Data extracted from a collection >>
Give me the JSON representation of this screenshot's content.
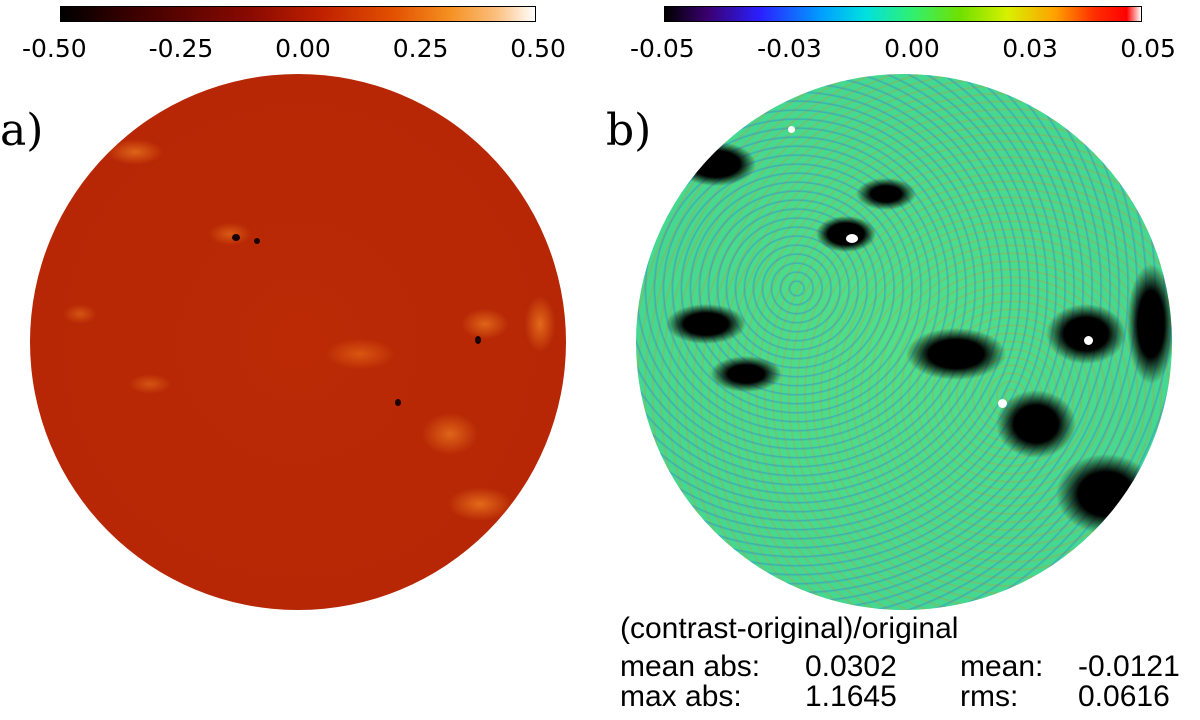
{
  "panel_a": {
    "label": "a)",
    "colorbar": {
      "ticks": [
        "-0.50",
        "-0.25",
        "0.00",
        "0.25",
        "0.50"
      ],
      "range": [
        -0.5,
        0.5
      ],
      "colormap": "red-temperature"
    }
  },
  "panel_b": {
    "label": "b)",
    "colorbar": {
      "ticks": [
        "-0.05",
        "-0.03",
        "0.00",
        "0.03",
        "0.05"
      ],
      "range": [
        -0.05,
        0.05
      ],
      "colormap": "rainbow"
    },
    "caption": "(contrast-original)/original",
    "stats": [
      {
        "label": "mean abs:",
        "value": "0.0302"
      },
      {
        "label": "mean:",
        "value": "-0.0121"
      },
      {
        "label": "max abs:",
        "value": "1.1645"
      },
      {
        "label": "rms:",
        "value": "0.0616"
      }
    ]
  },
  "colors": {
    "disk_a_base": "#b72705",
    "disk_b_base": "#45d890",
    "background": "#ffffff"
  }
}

DIRECTIONS FOR THIS TASK >>
Leave out the pictures and output the rest of the material exactly as written.

OUTPUT BELOW >>
Give me the JSON representation of this screenshot's content.
{
  "panel_a": {
    "label": "a)",
    "colorbar": {
      "ticks": [
        "-0.50",
        "-0.25",
        "0.00",
        "0.25",
        "0.50"
      ],
      "range": [
        -0.5,
        0.5
      ],
      "colormap": "red-temperature"
    }
  },
  "panel_b": {
    "label": "b)",
    "colorbar": {
      "ticks": [
        "-0.05",
        "-0.03",
        "0.00",
        "0.03",
        "0.05"
      ],
      "range": [
        -0.05,
        0.05
      ],
      "colormap": "rainbow"
    },
    "caption": "(contrast-original)/original",
    "stats": [
      {
        "label": "mean abs:",
        "value": "0.0302"
      },
      {
        "label": "mean:",
        "value": "-0.0121"
      },
      {
        "label": "max abs:",
        "value": "1.1645"
      },
      {
        "label": "rms:",
        "value": "0.0616"
      }
    ]
  },
  "colors": {
    "disk_a_base": "#b72705",
    "disk_b_base": "#45d890",
    "background": "#ffffff"
  }
}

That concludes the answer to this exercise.